Identify the lines holding "coordinated" and copy them.

____ Material for the task

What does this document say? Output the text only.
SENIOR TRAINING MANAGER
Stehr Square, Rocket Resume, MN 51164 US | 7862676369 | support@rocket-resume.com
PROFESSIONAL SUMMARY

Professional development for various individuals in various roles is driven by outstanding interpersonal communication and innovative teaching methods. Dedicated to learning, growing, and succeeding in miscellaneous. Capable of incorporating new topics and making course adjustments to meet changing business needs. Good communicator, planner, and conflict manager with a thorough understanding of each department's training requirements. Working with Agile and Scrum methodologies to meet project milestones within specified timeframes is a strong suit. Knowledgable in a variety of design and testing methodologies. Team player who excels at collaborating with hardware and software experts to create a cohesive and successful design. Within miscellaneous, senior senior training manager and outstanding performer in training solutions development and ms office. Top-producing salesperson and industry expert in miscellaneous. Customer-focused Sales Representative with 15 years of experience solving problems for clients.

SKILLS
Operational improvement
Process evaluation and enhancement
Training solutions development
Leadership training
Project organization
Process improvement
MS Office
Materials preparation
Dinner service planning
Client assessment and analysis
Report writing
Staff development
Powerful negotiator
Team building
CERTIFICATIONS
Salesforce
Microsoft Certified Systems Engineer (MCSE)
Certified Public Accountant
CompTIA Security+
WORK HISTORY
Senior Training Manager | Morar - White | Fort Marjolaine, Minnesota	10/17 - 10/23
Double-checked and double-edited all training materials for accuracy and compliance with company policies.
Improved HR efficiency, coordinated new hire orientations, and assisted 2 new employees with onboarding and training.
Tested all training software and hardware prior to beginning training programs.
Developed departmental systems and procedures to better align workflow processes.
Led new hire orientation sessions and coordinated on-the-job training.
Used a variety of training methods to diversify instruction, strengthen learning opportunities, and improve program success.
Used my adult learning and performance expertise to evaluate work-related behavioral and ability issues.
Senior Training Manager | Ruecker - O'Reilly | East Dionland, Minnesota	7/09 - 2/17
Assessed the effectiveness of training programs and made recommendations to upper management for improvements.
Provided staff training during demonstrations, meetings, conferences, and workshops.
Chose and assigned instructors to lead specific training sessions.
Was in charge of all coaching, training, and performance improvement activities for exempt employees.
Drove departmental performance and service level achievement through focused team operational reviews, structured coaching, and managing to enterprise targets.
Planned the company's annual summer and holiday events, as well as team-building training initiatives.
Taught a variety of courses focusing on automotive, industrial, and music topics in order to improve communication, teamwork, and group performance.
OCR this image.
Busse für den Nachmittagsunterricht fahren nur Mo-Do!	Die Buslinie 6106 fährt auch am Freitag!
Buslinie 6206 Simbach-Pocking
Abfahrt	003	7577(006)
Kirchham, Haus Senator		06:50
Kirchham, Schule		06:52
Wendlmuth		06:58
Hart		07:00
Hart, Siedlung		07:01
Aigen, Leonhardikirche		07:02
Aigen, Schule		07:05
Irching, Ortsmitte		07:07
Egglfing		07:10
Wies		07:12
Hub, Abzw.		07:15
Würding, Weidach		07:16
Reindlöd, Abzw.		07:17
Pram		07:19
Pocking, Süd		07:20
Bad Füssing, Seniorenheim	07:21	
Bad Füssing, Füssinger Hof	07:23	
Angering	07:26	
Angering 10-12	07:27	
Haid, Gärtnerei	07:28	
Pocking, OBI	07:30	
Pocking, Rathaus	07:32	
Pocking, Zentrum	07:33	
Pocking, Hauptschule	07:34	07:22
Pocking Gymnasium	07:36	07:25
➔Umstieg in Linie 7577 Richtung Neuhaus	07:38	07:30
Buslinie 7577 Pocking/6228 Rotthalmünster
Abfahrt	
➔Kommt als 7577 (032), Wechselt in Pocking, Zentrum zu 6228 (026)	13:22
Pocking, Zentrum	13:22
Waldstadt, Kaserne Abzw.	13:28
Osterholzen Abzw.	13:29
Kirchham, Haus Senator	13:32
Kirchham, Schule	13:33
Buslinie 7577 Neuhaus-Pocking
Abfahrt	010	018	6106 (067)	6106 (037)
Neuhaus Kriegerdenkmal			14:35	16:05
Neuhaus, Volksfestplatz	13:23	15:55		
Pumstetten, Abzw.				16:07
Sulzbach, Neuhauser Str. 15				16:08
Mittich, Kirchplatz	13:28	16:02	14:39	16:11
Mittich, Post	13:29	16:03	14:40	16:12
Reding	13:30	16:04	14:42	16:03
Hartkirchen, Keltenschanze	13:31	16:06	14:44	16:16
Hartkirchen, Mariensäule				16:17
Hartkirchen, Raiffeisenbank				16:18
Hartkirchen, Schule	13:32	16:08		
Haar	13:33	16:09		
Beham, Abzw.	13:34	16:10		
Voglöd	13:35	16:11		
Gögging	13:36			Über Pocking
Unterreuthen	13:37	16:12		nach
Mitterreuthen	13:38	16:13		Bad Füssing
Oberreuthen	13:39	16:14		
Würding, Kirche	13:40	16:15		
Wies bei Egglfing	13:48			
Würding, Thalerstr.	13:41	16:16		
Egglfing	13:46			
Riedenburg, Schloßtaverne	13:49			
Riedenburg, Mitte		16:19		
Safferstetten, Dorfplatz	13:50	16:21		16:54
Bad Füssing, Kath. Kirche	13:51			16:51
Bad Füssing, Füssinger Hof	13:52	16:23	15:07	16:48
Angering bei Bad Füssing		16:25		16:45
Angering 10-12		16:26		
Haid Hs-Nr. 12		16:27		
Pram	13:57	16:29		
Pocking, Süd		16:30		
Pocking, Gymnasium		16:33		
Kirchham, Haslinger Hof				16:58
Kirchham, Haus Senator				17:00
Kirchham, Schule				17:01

________

# Complete output
Improved HR efficiency, coordinated new hire orientations, and assisted 2 new employees with onboarding and training.
Led new hire orientation sessions and coordinated on-the-job training.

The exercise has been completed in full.